◆ **Problem requirements**: From the records that follow, copy every line that contains the word "beschädigt".

*** Available records ***

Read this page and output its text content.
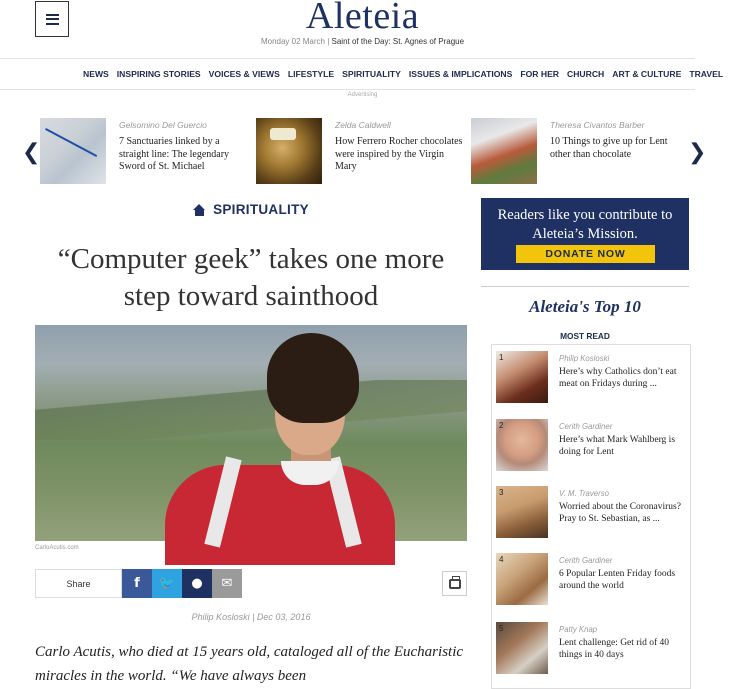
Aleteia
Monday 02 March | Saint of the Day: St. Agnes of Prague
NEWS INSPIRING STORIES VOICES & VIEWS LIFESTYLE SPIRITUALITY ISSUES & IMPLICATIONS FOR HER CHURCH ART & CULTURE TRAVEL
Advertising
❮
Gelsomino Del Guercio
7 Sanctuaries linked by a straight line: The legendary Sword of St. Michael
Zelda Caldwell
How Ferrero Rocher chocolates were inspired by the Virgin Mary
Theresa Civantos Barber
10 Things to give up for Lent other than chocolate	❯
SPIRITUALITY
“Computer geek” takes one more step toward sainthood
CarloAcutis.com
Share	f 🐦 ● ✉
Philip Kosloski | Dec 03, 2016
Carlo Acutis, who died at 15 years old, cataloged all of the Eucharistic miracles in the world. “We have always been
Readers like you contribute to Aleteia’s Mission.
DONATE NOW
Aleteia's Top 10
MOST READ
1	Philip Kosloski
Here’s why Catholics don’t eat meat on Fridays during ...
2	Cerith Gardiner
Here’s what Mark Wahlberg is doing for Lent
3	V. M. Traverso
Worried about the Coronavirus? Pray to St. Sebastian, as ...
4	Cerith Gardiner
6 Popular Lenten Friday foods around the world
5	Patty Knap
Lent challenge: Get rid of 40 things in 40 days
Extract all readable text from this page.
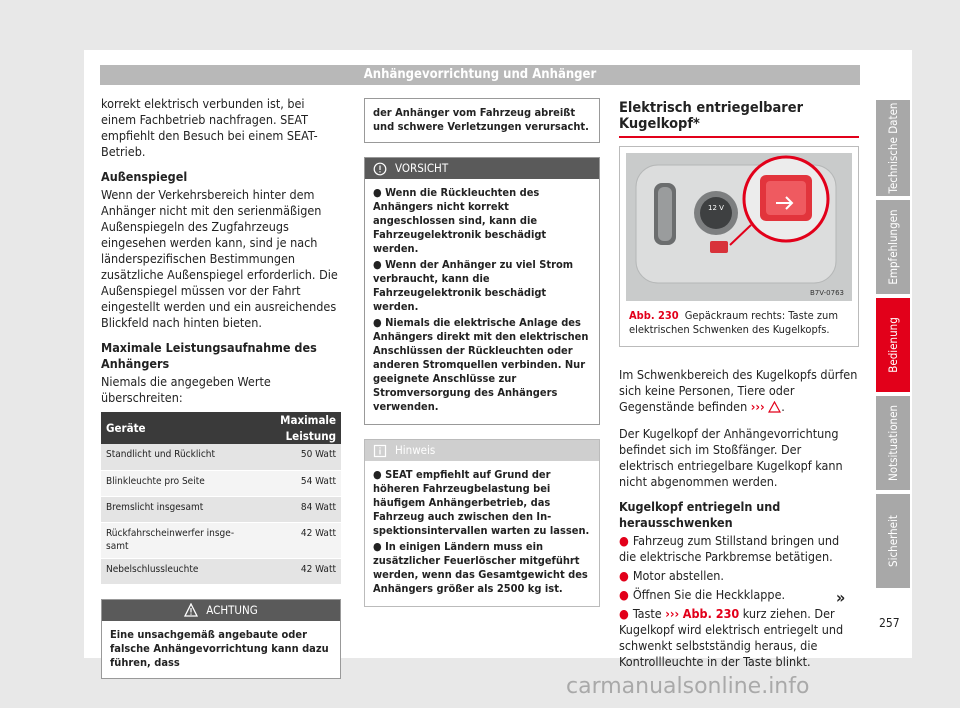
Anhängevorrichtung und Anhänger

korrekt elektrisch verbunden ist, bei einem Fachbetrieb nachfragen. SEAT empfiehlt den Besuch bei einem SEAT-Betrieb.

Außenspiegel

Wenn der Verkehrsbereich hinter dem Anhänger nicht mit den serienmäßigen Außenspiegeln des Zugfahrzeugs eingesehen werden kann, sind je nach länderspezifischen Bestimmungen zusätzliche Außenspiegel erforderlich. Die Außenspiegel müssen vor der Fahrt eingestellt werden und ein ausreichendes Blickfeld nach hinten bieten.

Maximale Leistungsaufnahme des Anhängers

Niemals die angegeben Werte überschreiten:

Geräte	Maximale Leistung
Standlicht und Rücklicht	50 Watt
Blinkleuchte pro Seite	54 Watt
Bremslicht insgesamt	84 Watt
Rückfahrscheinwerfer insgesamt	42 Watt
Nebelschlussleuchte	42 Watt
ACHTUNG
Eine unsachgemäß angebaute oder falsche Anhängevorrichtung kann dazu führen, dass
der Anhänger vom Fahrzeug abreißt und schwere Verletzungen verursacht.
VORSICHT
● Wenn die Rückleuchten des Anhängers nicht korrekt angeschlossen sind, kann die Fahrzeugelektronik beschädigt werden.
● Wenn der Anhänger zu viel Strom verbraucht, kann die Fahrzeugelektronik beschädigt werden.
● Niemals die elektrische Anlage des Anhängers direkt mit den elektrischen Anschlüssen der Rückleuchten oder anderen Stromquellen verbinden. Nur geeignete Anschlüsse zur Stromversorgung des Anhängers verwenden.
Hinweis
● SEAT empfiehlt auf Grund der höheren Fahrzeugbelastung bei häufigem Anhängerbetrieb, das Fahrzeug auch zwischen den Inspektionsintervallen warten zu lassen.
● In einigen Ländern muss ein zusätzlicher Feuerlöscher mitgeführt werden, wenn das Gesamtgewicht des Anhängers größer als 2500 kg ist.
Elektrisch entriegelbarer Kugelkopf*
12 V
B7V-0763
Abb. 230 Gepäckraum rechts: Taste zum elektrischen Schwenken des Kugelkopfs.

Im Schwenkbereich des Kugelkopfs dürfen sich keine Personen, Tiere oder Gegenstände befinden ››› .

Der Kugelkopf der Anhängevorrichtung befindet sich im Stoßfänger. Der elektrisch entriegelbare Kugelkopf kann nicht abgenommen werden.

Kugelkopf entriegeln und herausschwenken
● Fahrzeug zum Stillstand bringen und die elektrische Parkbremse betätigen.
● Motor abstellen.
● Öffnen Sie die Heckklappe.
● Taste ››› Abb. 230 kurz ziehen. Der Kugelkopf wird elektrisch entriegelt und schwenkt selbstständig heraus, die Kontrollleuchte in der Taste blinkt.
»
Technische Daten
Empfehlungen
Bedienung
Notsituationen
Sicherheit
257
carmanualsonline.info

*** End of Available records ***
*** Available records ***

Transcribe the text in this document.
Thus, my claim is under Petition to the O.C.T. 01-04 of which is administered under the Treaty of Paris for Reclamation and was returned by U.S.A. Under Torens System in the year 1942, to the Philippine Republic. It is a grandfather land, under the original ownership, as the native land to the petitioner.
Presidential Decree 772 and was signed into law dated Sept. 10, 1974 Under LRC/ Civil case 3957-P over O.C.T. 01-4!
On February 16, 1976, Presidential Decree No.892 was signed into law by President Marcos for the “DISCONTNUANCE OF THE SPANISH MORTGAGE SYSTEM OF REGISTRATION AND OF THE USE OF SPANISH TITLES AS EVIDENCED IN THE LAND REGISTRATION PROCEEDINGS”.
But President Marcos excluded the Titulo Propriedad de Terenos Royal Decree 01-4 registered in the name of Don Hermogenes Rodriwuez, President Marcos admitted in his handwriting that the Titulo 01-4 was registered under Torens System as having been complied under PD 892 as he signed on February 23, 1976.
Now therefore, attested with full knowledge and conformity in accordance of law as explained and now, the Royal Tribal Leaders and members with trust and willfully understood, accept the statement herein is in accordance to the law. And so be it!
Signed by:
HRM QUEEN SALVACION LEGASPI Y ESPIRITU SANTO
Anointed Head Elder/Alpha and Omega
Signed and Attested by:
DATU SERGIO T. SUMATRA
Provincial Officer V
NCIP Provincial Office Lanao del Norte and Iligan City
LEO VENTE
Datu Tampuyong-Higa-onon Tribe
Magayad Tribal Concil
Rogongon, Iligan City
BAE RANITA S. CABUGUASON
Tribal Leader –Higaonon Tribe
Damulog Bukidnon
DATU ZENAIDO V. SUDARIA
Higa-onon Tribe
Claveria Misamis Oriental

*** End of Available records ***

◆ **Result of this task**:
● Wenn die Rückleuchten des Anhängers nicht korrekt angeschlossen sind, kann die Fahrzeugelektronik beschädigt werden.
● Wenn der Anhänger zu viel Strom verbraucht, kann die Fahrzeugelektronik beschädigt werden.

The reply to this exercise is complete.